- DOCUMENT SECTION -
━━━━━━━━━━━━━━━━━━━━━━━━━━━━━━
Really, I don't know why there's no liberal party in this country that's not afraid to start pushing the slogan that there are now two types of people associated with the Republican Party: millionaires and suckers. In fact, I'd even say that the Republicans have swerved so far from the "limited government" idea that traditional conservatives espouse that it's hard to classify the party anymore. Let's take a look at a few numbers.

The war in Iraq has already cost $500 billion. Joseph Stiglitz and Linda Blimes have estimated that the Iraq war will eventually cost $3 trillion. I believe this is one of three things that will eventually cause another Great Depression-scale period for this country. The $500 bil that's already been spent is absorbable, barely- though I think it would've been far better spent on darn near anything else, whether it was investing in alternative energy infrastructure(I also am amazed by Bush's ineptitude regarding the Strategic Petroleum Reserve) and research or paying down the other $9 trillion of national debt.

The Dems should also be hammering on the Republicans on the Bear Stearns bailout. Having the Fed guarantee $30 billion of Bear Stearns' assets...well, this is, to put it bluntly, corporate welfare. Heads JP Morgan Chase wins. Tails the American taxpayer loses, to the tune of about $100 each. $30 billion is a fuckton of money. By comparison, Temporary Assistance for Needy Families(TANF)- what's commonly known as welfare- costs about $16.5 billion a year. The next time any "compassionate conservative" opens his or her piehole about welfare, they should be hammered with the Bear Stearns bailout. The Republican management believes that the free market is the best allocator of resources...until it's their own that takes it in the nuts.

Bear Stearns is only the beginning, of course. I'm not exactly impressed by what I've been hearing about the Lehman Brothers' portfolio, for example. By the time the smoke clears, I expect at least one and possibly as many as three major investment banks requiring federal intervention. The taxpayer, of course, will foot the bill. If I didn't think massive inflation was going to be an issue and if I had more of a bankroll, I'd seriously consider buying puts.
━━━━━━━━━━━━━━━━━━━━━━━━━━━━━━
- Lines of data -

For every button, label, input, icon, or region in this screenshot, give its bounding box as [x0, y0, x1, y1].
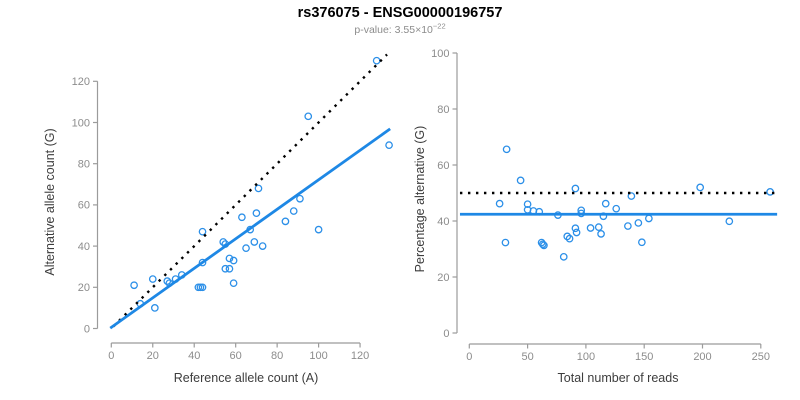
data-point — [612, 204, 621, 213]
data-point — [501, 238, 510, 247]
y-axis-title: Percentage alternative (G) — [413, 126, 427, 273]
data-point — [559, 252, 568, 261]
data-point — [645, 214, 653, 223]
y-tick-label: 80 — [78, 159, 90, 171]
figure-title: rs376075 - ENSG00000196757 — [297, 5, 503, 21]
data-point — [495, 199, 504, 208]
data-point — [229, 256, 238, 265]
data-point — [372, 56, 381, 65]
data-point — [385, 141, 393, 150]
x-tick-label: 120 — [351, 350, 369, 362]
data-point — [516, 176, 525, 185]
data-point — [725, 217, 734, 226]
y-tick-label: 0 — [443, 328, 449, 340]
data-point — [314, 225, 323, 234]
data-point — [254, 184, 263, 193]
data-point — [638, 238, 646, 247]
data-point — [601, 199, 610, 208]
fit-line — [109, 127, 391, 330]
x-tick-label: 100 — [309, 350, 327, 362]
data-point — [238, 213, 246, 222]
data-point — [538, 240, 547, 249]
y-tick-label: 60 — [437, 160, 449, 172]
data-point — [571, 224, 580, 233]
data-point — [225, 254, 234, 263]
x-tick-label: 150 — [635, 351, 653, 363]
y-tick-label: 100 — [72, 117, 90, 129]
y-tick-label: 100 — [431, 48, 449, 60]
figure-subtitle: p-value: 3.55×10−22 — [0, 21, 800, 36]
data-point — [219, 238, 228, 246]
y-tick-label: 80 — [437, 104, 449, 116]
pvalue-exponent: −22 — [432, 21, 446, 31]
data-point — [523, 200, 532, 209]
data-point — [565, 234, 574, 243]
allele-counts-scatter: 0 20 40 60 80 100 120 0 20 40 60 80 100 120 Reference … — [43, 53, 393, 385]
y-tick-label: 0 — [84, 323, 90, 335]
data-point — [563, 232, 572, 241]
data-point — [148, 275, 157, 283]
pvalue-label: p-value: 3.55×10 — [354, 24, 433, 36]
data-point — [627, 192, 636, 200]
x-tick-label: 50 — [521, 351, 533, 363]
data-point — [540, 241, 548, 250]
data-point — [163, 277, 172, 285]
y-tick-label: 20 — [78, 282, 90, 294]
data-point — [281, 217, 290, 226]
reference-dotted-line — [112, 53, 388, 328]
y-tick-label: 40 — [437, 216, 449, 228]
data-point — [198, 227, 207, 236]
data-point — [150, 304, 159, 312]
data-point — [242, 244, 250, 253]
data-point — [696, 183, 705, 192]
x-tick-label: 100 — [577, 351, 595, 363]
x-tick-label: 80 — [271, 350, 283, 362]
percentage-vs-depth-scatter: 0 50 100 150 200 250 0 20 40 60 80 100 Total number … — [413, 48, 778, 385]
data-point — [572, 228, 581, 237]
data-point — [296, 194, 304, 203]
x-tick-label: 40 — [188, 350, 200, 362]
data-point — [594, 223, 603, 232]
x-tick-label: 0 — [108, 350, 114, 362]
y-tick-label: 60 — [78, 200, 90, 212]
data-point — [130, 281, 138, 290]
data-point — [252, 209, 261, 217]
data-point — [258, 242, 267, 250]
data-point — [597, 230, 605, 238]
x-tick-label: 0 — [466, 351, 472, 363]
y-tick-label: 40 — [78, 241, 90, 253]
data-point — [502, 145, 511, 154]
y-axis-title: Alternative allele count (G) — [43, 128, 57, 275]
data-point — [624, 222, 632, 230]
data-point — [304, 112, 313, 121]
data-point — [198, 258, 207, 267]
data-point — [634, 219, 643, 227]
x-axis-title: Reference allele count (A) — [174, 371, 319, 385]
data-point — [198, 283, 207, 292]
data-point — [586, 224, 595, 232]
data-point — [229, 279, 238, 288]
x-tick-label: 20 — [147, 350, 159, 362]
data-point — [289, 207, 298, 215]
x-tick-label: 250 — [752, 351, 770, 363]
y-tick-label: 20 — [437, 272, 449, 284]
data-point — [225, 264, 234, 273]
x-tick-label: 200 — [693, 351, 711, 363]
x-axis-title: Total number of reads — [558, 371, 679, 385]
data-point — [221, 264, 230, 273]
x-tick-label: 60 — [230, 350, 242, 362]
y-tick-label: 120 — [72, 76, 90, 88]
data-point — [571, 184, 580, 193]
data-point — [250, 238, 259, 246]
━━━━━━━━━━━━━━━━━━━━━━━━━━━━━━
- SET OF TASKS -
1. Answer these questions from the post on Republican spending:
(a) How much has the war in Iraq already cost?
(b) How much of Bear Stearns' assets would the Fed guarantee?
(c) About how much does Temporary Assistance for Needy Families cost each year?
2. In the entries starting with the line that contains "data-point — [612, 204, 621, 213]" and going on through the line that contains "data-point — [219, 238, 228, 246]", swap "x-tick-label" for "horizontal-tick-label". Return only those lines, with everything else left as it is.

- TASK-BY-TASK RESULTS -
1.
(a) $500 billion
(b) $30 billion
(c) About $16.5 billion

2.
data-point — [612, 204, 621, 213]
data-point — [501, 238, 510, 247]
y-axis-title: Percentage alternative (G) — [413, 126, 427, 273]
data-point — [559, 252, 568, 261]
data-point — [645, 214, 653, 223]
y-tick-label: 80 — [78, 159, 90, 171]
figure-title: rs376075 - ENSG00000196757 — [297, 5, 503, 21]
data-point — [495, 199, 504, 208]
data-point — [229, 256, 238, 265]
data-point — [372, 56, 381, 65]
data-point — [385, 141, 393, 150]
horizontal-tick-label: 120 — [351, 350, 369, 362]
data-point — [516, 176, 525, 185]
data-point — [725, 217, 734, 226]
y-tick-label: 0 — [443, 328, 449, 340]
data-point — [314, 225, 323, 234]
data-point — [254, 184, 263, 193]
data-point — [638, 238, 646, 247]
data-point — [601, 199, 610, 208]
fit-line — [109, 127, 391, 330]
horizontal-tick-label: 100 — [309, 350, 327, 362]
data-point — [238, 213, 246, 222]
data-point — [538, 240, 547, 249]
y-tick-label: 60 — [437, 160, 449, 172]
data-point — [571, 224, 580, 233]
data-point — [225, 254, 234, 263]
horizontal-tick-label: 150 — [635, 351, 653, 363]
y-tick-label: 100 — [72, 117, 90, 129]
y-tick-label: 100 — [431, 48, 449, 60]
figure-subtitle: p-value: 3.55×10−22 — [0, 21, 800, 36]
data-point — [219, 238, 228, 246]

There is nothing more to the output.